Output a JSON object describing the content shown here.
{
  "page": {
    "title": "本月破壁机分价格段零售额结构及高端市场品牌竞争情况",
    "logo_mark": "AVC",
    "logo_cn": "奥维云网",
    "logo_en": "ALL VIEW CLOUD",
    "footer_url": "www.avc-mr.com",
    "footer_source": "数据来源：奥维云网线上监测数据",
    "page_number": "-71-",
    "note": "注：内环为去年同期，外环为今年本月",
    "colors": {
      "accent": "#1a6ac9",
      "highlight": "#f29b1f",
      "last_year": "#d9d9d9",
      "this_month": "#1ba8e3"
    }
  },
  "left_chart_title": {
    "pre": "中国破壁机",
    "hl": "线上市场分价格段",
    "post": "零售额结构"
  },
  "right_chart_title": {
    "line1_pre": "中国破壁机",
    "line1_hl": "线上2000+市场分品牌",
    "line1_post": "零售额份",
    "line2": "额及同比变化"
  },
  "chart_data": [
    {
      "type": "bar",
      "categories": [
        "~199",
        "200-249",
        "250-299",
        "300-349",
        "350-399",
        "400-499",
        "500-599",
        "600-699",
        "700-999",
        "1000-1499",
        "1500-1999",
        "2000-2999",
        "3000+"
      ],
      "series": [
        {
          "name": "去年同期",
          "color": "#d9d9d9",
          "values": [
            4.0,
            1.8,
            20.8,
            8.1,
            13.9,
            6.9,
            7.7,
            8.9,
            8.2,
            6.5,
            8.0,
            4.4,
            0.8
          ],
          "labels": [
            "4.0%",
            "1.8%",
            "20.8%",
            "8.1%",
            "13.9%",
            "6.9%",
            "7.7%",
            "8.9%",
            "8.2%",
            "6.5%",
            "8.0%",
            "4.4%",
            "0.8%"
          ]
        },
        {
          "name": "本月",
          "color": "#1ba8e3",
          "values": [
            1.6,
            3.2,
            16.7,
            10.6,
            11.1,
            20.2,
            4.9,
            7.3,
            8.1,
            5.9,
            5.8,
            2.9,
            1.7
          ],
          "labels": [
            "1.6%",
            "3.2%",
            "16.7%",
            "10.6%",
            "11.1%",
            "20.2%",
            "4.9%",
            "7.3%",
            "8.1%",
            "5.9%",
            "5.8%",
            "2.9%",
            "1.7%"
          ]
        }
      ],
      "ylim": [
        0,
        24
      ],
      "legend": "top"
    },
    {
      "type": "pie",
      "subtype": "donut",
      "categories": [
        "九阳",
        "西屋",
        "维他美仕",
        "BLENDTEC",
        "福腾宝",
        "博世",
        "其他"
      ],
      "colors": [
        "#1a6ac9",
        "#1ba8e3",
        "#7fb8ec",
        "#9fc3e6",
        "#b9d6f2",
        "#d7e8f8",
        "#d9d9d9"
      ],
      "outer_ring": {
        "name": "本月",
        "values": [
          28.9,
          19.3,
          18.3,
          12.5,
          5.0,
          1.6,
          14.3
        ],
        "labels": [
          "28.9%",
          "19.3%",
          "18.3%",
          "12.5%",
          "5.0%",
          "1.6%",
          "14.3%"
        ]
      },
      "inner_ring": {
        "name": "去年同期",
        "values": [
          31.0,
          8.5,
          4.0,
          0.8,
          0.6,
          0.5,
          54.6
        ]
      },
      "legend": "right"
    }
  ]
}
-=-=-=-=-
▸ **What is expected**
Print all of the entries exactly as they appear.

▸ **Task output**
Output a JSON object describing the content shown here.
{
  "page": {
    "title": "本月破壁机分价格段零售额结构及高端市场品牌竞争情况",
    "logo_mark": "AVC",
    "logo_cn": "奥维云网",
    "logo_en": "ALL VIEW CLOUD",
    "footer_url": "www.avc-mr.com",
    "footer_source": "数据来源：奥维云网线上监测数据",
    "page_number": "-71-",
    "note": "注：内环为去年同期，外环为今年本月",
    "colors": {
      "accent": "#1a6ac9",
      "highlight": "#f29b1f",
      "last_year": "#d9d9d9",
      "this_month": "#1ba8e3"
    }
  },
  "left_chart_title": {
    "pre": "中国破壁机",
    "hl": "线上市场分价格段",
    "post": "零售额结构"
  },
  "right_chart_title": {
    "line1_pre": "中国破壁机",
    "line1_hl": "线上2000+市场分品牌",
    "line1_post": "零售额份",
    "line2": "额及同比变化"
  },
  "chart_data": [
    {
      "type": "bar",
      "categories": [
        "~199",
        "200-249",
        "250-299",
        "300-349",
        "350-399",
        "400-499",
        "500-599",
        "600-699",
        "700-999",
        "1000-1499",
        "1500-1999",
        "2000-2999",
        "3000+"
      ],
      "series": [
        {
          "name": "去年同期",
          "color": "#d9d9d9",
          "values": [
            4.0,
            1.8,
            20.8,
            8.1,
            13.9,
            6.9,
            7.7,
            8.9,
            8.2,
            6.5,
            8.0,
            4.4,
            0.8
          ],
          "labels": [
            "4.0%",
            "1.8%",
            "20.8%",
            "8.1%",
            "13.9%",
            "6.9%",
            "7.7%",
            "8.9%",
            "8.2%",
            "6.5%",
            "8.0%",
            "4.4%",
            "0.8%"
          ]
        },
        {
          "name": "本月",
          "color": "#1ba8e3",
          "values": [
            1.6,
            3.2,
            16.7,
            10.6,
            11.1,
            20.2,
            4.9,
            7.3,
            8.1,
            5.9,
            5.8,
            2.9,
            1.7
          ],
          "labels": [
            "1.6%",
            "3.2%",
            "16.7%",
            "10.6%",
            "11.1%",
            "20.2%",
            "4.9%",
            "7.3%",
            "8.1%",
            "5.9%",
            "5.8%",
            "2.9%",
            "1.7%"
          ]
        }
      ],
      "ylim": [
        0,
        24
      ],
      "legend": "top"
    },
    {
      "type": "pie",
      "subtype": "donut",
      "categories": [
        "九阳",
        "西屋",
        "维他美仕",
        "BLENDTEC",
        "福腾宝",
        "博世",
        "其他"
      ],
      "colors": [
        "#1a6ac9",
        "#1ba8e3",
        "#7fb8ec",
        "#9fc3e6",
        "#b9d6f2",
        "#d7e8f8",
        "#d9d9d9"
      ],
      "outer_ring": {
        "name": "本月",
        "values": [
          28.9,
          19.3,
          18.3,
          12.5,
          5.0,
          1.6,
          14.3
        ],
        "labels": [
          "28.9%",
          "19.3%",
          "18.3%",
          "12.5%",
          "5.0%",
          "1.6%",
          "14.3%"
        ]
      },
      "inner_ring": {
        "name": "去年同期",
        "values": [
          31.0,
          8.5,
          4.0,
          0.8,
          0.6,
          0.5,
          54.6
        ]
      },
      "legend": "right"
    }
  ]
}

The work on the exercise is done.